* **GIVEN PROBLEM**
Count how many lines of the material below have the word "that" and give only the number.

----

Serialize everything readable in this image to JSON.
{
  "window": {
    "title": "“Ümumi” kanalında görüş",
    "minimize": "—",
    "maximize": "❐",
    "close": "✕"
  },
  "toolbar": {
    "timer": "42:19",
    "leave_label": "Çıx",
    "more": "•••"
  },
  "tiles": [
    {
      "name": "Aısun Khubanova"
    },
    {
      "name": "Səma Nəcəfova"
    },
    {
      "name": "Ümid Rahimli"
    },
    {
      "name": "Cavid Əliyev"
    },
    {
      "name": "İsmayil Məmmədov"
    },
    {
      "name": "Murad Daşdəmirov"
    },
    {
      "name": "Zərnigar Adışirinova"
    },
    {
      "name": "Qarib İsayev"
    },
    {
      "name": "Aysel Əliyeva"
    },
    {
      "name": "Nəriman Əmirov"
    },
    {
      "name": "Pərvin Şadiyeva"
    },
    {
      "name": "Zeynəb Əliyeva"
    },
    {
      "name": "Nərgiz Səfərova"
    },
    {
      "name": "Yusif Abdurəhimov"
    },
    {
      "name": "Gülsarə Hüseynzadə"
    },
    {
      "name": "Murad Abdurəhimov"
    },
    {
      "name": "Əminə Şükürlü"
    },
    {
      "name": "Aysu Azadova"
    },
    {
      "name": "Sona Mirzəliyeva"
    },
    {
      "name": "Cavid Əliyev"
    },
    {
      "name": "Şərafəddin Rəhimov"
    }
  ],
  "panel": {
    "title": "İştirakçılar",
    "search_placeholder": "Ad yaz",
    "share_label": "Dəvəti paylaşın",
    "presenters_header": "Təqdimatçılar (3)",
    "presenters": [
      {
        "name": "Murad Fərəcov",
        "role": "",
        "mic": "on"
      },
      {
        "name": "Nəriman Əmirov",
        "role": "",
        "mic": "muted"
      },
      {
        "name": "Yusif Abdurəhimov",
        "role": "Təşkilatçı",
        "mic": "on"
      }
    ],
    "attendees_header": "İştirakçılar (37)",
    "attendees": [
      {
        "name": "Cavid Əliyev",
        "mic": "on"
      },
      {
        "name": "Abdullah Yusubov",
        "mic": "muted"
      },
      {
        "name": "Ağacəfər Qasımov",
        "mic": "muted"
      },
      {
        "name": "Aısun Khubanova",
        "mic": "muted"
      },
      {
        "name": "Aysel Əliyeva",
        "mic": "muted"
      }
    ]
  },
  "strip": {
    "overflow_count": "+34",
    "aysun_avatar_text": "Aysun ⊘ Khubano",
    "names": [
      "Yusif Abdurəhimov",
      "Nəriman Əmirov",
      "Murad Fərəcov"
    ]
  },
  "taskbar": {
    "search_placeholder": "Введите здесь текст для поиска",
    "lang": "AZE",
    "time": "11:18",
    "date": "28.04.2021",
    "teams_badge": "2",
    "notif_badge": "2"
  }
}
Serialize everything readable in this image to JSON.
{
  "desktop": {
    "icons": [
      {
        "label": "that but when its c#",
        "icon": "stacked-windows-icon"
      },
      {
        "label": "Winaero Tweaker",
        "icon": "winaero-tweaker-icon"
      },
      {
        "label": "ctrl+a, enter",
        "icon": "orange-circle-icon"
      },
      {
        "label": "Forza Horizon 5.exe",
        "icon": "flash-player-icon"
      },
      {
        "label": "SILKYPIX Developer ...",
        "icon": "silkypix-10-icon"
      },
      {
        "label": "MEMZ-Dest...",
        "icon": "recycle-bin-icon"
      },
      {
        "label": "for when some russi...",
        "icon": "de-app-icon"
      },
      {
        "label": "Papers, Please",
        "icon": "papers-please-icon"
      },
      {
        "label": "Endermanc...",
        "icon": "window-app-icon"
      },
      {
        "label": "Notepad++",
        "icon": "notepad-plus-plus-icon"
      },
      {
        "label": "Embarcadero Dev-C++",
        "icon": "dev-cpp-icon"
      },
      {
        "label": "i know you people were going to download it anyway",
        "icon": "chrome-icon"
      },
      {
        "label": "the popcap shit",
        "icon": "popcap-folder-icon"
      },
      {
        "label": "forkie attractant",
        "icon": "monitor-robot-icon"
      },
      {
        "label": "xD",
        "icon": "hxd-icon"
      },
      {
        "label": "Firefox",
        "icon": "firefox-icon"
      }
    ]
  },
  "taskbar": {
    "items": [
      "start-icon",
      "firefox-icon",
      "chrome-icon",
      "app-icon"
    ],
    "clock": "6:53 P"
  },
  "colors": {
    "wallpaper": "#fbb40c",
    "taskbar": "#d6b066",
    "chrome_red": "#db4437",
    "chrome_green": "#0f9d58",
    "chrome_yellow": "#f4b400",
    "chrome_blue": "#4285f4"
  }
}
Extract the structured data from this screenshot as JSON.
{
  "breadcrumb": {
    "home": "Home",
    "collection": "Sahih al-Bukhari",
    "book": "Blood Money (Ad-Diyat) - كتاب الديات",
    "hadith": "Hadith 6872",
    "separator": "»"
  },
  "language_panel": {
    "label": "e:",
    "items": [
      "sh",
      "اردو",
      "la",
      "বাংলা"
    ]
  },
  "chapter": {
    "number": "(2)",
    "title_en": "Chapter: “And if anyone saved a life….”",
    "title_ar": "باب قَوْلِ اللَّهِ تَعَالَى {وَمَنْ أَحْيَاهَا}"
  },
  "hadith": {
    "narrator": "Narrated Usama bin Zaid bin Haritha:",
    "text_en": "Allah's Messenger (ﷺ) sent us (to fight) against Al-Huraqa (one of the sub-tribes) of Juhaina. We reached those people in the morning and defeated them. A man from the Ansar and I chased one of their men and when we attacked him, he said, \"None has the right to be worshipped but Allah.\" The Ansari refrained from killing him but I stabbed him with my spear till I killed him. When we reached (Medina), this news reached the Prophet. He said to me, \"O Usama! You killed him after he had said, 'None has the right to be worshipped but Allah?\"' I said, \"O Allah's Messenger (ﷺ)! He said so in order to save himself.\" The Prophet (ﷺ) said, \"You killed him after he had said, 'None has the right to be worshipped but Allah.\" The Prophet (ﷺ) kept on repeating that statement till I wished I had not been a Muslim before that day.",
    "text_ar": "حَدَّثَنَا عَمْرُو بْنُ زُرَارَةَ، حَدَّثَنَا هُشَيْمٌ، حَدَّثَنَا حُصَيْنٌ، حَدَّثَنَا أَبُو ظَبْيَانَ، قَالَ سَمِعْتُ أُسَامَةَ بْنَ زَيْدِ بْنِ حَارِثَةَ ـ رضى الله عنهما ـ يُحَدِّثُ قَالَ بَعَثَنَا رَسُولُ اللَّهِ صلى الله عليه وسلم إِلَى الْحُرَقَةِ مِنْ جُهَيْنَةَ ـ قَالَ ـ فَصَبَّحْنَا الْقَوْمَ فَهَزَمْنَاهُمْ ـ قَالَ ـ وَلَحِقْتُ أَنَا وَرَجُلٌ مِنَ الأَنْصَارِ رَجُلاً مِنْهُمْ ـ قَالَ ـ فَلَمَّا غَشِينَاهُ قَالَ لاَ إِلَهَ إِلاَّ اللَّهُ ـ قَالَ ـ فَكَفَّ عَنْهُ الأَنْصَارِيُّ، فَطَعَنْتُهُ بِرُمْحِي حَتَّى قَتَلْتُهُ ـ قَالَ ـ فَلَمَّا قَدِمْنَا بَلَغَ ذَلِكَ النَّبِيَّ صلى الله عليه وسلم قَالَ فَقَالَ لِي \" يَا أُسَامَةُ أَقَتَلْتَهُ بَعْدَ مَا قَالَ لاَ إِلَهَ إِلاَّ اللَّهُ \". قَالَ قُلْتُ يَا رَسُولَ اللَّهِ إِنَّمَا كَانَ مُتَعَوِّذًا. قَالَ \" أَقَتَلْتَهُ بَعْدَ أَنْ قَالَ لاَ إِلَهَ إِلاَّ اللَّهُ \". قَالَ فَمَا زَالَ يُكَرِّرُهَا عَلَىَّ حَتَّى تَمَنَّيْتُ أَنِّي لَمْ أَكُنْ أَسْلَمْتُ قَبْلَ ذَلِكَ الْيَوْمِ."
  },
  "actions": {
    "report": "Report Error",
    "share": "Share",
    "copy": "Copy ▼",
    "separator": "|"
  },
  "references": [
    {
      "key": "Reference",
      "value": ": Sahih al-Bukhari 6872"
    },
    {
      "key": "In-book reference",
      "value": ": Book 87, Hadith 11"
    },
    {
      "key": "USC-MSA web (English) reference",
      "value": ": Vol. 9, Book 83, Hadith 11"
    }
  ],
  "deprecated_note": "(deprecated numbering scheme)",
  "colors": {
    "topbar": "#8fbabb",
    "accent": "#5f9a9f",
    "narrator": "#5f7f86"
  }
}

----

* **IN RESPONSE**
2